**SOAL LATIHAN 1:** Bisakah Anda menuliskan ulang kata demi kata bagian dari artikel tentang perusahaan di Kaltim yang tak patuh di bawah ini, mulai dari "Sedangkan peringkat merah" sampai dengan "dapat proper biru."?

※ ※ ※

35 Perusahaan Tak Patuh
Kesadaran perusahaan di Kaltim terhadap lingkungan masih banyak yang buruk. Tercatat 35 perusahaan dapat rapor hitam dan merah. Perusahaan terburuk didominasi sektor tambang batu bara. Namun, yang cukup mengejutkan adalah, RSUD dr Abdul Rivai di Berau dapat rapor merah.
Kepala Badan Lingkungan Hidup (BLH) Kaltim Riza Indra Riadi mengatakan, tingkat kepatuhan perusahaan-perusahaan di provinsi ini terhadap aspek lingkungan masih meresahkan. Tergambar dari program peringkat kinerja perusahaan (Proper) dalam pengelolaan lingkungan hidup 2013-2014 masih banyak yang tidak taat. “Yang peringkat hitam ada empat,” ungkap Riza, di ruang kerjanya, kemarin (5/6).
Dari 227 perusahaan tambang batu bara, industri, jasa, minyak dan gas bumi (migas), dan manufaktur, termasuk industri minyak kelapa sawit, hutan alam, dan hutan tanaman, empat perusahaan dapat peringkat hitam. Keempat perusahaan ini bergerak di sektor tambang batu bara. Berasal dari Berau, Penajam Paser Utara (PPU), Paser, dan Kutai Kartanegara (Kukar).
Sedangkan peringkat merah didapatkan 31 perusahaan. Tetap didominasi bisnis batu bara dengan Kukar sebagai penyumbang terbanyak, diikuti Samarinda, Paser, dan Bulungan. Sisanya adalah industri dan minyak kelapa sawit di Kukar, Kutai Timur, Paser, Berau, dan Bulungan. Namun yang cukup mengejutkan adalah RSUD di Berau yang dapat proper merah. Padahal, rumah sakit lain umumnya, seperti RSUD IA Moeis dan RSUD AW Sjahranie di Samarinda, serta sejumlah rumah sakit di kota lain, dapat proper biru.
Bagi perusahaan penerima proper hitam, direkomendasikan Pemprov Kaltim kepada pemberi izin, dalam hal ini Bupati/Wali kota, untuk dicabut izinnya. Adapun, kata Riza, sejauh ini sudah ada 11 izin usaha pertambangan (IUP) di Samarinda telah dicabut, sementara Kukar ada 10. Daerah disebut tak dapat sembarangan karena bisnis pertambangan kini dalam pengawasan Komisi Pemberantasan Korupsi (KPK).
Sebagai informasi, perusahaan peraih proper merah dan hitam merupakan perusahaan yang belum taat terhadap pengelolaan lingkungan hidup. Sedangkan, peringkat biru merupakan perusahaan yang taat. Peringkat hijau dan emas diperuntukkan bagi perusahaan yang
mengelola lingkungan lebih dari persyaratan.

※ ※ ※

**SOAL LATIHAN 2:** Baris mana saja di daftar berikut yang memuat string "IUserService"? Kumpulkan semuanya, dengan membedakan huruf besar dan huruf kecil.

※ ※ ※

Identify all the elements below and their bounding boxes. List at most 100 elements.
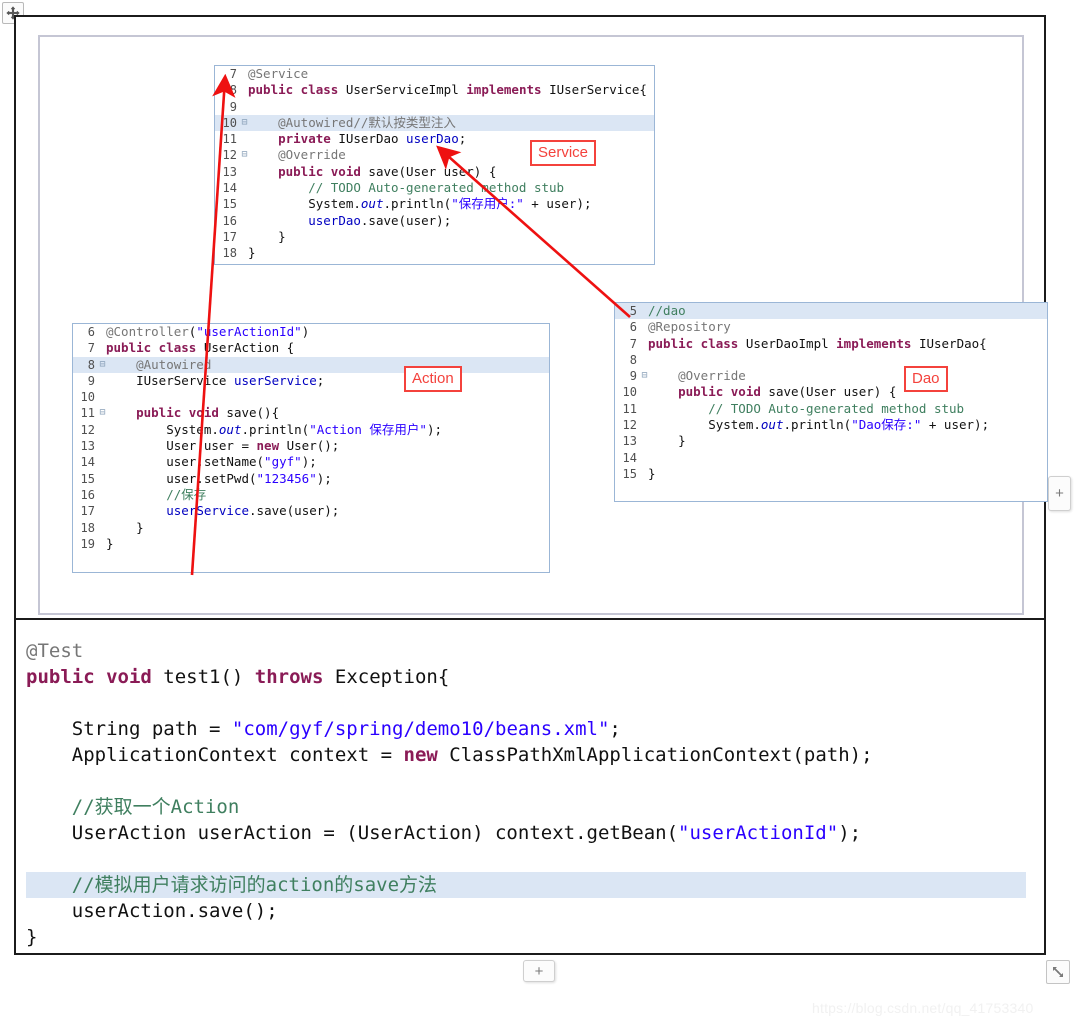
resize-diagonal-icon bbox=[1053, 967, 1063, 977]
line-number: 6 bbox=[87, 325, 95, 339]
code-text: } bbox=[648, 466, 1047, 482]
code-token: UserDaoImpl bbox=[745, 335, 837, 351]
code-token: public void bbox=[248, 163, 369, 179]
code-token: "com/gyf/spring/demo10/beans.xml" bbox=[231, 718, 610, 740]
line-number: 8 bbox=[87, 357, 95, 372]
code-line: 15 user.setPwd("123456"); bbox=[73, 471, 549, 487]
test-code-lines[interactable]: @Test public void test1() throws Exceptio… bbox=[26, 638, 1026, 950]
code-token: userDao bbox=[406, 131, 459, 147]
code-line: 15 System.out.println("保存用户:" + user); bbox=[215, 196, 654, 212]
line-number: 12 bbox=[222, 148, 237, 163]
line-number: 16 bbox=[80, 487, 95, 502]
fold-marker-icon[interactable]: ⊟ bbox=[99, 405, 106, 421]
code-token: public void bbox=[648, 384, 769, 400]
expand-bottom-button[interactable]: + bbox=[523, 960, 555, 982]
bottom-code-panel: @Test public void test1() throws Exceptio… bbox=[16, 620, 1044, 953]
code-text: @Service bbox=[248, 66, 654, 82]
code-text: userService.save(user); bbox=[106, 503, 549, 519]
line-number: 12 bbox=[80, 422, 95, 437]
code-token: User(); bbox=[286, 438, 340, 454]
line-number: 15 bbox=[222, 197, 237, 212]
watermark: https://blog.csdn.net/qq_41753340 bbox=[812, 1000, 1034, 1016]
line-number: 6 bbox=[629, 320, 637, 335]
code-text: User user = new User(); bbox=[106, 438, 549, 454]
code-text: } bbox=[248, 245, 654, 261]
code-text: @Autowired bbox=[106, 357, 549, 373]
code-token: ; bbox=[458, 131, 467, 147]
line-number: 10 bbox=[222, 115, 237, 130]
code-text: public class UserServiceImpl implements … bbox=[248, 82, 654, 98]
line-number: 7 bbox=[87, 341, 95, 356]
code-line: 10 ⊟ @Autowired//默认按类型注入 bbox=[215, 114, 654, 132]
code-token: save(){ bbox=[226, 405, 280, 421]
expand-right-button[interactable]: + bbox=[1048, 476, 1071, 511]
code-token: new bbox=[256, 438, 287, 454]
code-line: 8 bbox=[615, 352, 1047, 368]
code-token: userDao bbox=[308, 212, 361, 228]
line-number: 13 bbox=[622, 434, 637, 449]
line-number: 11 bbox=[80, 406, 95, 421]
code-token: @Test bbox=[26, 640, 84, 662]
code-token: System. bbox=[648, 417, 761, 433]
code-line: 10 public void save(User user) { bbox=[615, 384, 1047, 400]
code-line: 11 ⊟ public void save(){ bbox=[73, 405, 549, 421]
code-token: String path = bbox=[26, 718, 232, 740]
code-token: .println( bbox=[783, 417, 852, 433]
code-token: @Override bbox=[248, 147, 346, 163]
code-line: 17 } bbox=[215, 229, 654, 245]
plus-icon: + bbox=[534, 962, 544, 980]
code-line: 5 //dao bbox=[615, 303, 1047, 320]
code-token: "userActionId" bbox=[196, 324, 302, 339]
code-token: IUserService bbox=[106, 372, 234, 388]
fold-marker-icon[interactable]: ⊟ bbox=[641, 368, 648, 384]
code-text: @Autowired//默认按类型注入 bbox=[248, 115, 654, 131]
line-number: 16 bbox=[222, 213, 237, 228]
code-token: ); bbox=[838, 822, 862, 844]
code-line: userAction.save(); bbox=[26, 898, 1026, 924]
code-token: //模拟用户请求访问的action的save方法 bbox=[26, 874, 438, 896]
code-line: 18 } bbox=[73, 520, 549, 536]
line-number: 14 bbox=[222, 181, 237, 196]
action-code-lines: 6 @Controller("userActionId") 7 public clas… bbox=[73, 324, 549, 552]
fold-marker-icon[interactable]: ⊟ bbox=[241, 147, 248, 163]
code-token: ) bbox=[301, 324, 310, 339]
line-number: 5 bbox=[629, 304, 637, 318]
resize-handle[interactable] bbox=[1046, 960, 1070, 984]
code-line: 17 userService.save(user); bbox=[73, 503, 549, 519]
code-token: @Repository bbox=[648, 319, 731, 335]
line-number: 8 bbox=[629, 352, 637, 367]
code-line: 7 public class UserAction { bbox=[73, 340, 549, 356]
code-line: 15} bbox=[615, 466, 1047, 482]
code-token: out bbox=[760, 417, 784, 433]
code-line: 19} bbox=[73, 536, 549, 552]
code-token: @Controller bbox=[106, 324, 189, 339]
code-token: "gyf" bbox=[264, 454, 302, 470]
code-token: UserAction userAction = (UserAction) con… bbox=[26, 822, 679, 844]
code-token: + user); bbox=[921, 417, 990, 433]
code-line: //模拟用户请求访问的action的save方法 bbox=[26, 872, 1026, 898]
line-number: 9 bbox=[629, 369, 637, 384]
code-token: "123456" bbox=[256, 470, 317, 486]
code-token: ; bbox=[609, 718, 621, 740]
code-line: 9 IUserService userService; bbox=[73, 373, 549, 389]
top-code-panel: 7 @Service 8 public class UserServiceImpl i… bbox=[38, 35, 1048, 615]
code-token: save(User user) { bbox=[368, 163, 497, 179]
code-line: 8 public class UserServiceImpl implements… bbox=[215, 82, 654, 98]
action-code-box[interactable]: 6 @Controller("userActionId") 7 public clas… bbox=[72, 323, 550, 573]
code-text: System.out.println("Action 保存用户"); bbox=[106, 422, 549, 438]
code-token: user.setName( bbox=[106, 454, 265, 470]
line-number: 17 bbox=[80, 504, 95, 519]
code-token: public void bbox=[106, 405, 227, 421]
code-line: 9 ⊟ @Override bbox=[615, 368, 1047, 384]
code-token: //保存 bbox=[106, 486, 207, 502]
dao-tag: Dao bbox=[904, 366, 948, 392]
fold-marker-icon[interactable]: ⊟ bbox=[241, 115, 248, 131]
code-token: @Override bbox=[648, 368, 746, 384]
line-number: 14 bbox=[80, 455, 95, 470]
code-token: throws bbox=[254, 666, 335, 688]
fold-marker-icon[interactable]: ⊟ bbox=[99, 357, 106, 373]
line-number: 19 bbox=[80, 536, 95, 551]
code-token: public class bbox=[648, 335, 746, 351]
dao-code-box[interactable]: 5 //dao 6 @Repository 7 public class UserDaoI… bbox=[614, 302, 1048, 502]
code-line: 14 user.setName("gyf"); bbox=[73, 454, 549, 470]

※ ※ ※

**JAWABAN LENGKAP 1:**
Sedangkan peringkat merah didapatkan 31 perusahaan. Tetap didominasi bisnis batu bara dengan Kukar sebagai penyumbang terbanyak, diikuti Samarinda, Paser, dan Bulungan. Sisanya adalah industri dan minyak kelapa sawit di Kukar, Kutai Timur, Paser, Berau, dan Bulungan. Namun yang cukup mengejutkan adalah RSUD di Berau yang dapat proper merah. Padahal, rumah sakit lain umumnya, seperti RSUD IA Moeis dan RSUD AW Sjahranie di Samarinda, serta sejumlah rumah sakit di kota lain, dapat proper biru.

**JAWABAN LENGKAP 2:**
code-token: IUserService bbox=[106, 372, 234, 388]
code-line: 9 IUserService userService; bbox=[73, 373, 549, 389]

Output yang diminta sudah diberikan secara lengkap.